Please extract the passage from the book description below, starting at "Past, Present &" and ending at "their writing success.", and copy it word for word.

##### DOCUMENT TEXT #####

Past, Present & Personal: Teaching Writing in U.S. History
By William C. Kashatus
Foreword by Gary B. Nash
129 pp. Photographs, notes, bibliography, index
ISBN: 0-325-00449-8 $17.00 soft cover 2002.
William Kashatus knows from years of teaching history that history education can be much improved by teaching the craft of writing. Without learning to write well, students also miss out on one of the most meaningful ways to develop critical thinking and reading skills. In this book, he offers methods to move students from basic descriptive writing to more complex expository essays and term papers on history. In the process. He shows teachers how to tap into students’ multiple intelligences and cultivate their intellectual curiosity while encouraging their writing success.

##### DATASET CONTENT #####

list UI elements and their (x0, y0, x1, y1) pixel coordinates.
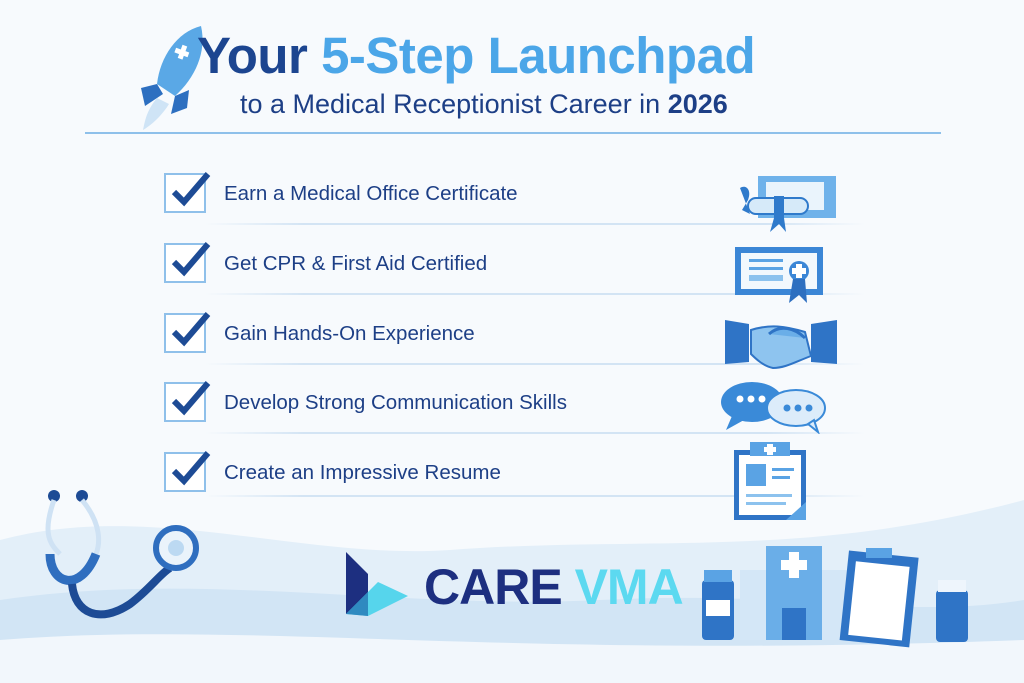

#####

◆ ANSWER FOR THIS EXERCISE ◆
Past, Present & Personal: Teaching Writing in U.S. History
By William C. Kashatus
Foreword by Gary B. Nash
129 pp. Photographs, notes, bibliography, index
ISBN: 0-325-00449-8 $17.00 soft cover 2002.
William Kashatus knows from years of teaching history that history education can be much improved by teaching the craft of writing. Without learning to write well, students also miss out on one of the most meaningful ways to develop critical thinking and reading skills. In this book, he offers methods to move students from basic descriptive writing to more complex expository essays and term papers on history. In the process. He shows teachers how to tap into students’ multiple intelligences and cultivate their intellectual curiosity while encouraging their writing success.